-- MATERIAL FOR THIS TASK start --

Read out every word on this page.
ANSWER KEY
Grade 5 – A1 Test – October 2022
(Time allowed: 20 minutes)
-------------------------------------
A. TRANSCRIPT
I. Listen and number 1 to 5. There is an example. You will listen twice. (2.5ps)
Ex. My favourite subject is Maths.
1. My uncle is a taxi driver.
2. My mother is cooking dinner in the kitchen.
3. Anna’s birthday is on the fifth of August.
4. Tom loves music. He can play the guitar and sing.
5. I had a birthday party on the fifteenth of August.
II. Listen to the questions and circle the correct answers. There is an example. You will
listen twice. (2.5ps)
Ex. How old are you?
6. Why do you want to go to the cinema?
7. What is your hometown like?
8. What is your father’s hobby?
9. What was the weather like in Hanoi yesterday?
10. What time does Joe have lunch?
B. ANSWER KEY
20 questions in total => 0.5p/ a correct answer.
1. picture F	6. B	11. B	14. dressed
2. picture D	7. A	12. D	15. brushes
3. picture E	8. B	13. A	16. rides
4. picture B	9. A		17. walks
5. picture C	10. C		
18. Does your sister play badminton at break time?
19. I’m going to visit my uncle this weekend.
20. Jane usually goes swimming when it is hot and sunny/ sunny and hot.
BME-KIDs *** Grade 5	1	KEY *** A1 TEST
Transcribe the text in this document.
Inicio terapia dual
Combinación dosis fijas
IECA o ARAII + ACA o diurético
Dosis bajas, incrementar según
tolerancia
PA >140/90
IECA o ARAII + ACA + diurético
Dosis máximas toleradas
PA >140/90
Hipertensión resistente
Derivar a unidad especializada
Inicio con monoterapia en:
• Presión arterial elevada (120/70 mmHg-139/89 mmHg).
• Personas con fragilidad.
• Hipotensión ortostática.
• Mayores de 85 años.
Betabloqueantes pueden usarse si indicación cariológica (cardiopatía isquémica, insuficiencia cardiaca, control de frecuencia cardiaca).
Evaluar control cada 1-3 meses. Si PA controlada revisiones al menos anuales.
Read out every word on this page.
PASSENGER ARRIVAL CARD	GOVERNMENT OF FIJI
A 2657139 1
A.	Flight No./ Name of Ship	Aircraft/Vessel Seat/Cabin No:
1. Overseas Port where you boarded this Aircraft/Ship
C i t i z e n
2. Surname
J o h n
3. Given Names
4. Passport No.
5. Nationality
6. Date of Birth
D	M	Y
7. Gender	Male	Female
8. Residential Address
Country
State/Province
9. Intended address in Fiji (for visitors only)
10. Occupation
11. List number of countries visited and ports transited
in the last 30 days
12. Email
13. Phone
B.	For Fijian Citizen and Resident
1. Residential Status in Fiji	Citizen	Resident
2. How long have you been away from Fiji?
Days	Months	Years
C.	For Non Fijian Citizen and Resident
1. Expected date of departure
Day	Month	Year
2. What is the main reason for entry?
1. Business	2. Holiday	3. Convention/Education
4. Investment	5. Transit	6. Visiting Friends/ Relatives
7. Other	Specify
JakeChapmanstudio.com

-- MATERIAL FOR THIS TASK end --

**WHAT YOU WILL DO:** Please repeat the material above, word for word and in full.

**RESPONSE TO THIS EXERCISE:**
Read out every word on this page.
ANSWER KEY
Grade 5 – A1 Test – October 2022
(Time allowed: 20 minutes)
-------------------------------------
A. TRANSCRIPT
I. Listen and number 1 to 5. There is an example. You will listen twice. (2.5ps)
Ex. My favourite subject is Maths.
1. My uncle is a taxi driver.
2. My mother is cooking dinner in the kitchen.
3. Anna’s birthday is on the fifth of August.
4. Tom loves music. He can play the guitar and sing.
5. I had a birthday party on the fifteenth of August.
II. Listen to the questions and circle the correct answers. There is an example. You will
listen twice. (2.5ps)
Ex. How old are you?
6. Why do you want to go to the cinema?
7. What is your hometown like?
8. What is your father’s hobby?
9. What was the weather like in Hanoi yesterday?
10. What time does Joe have lunch?
B. ANSWER KEY
20 questions in total => 0.5p/ a correct answer.
1. picture F	6. B	11. B	14. dressed
2. picture D	7. A	12. D	15. brushes
3. picture E	8. B	13. A	16. rides
4. picture B	9. A		17. walks
5. picture C	10. C		
18. Does your sister play badminton at break time?
19. I’m going to visit my uncle this weekend.
20. Jane usually goes swimming when it is hot and sunny/ sunny and hot.
BME-KIDs *** Grade 5	1	KEY *** A1 TEST
Transcribe the text in this document.
Inicio terapia dual
Combinación dosis fijas
IECA o ARAII + ACA o diurético
Dosis bajas, incrementar según
tolerancia
PA >140/90
IECA o ARAII + ACA + diurético
Dosis máximas toleradas
PA >140/90
Hipertensión resistente
Derivar a unidad especializada
Inicio con monoterapia en:
• Presión arterial elevada (120/70 mmHg-139/89 mmHg).
• Personas con fragilidad.
• Hipotensión ortostática.
• Mayores de 85 años.
Betabloqueantes pueden usarse si indicación cariológica (cardiopatía isquémica, insuficiencia cardiaca, control de frecuencia cardiaca).
Evaluar control cada 1-3 meses. Si PA controlada revisiones al menos anuales.
Read out every word on this page.
PASSENGER ARRIVAL CARD	GOVERNMENT OF FIJI
A 2657139 1
A.	Flight No./ Name of Ship	Aircraft/Vessel Seat/Cabin No:
1. Overseas Port where you boarded this Aircraft/Ship
C i t i z e n
2. Surname
J o h n
3. Given Names
4. Passport No.
5. Nationality
6. Date of Birth
D	M	Y
7. Gender	Male	Female
8. Residential Address
Country
State/Province
9. Intended address in Fiji (for visitors only)
10. Occupation
11. List number of countries visited and ports transited
in the last 30 days
12. Email
13. Phone
B.	For Fijian Citizen and Resident
1. Residential Status in Fiji	Citizen	Resident
2. How long have you been away from Fiji?
Days	Months	Years
C.	For Non Fijian Citizen and Resident
1. Expected date of departure
Day	Month	Year
2. What is the main reason for entry?
1. Business	2. Holiday	3. Convention/Education
4. Investment	5. Transit	6. Visiting Friends/ Relatives
7. Other	Specify
JakeChapmanstudio.com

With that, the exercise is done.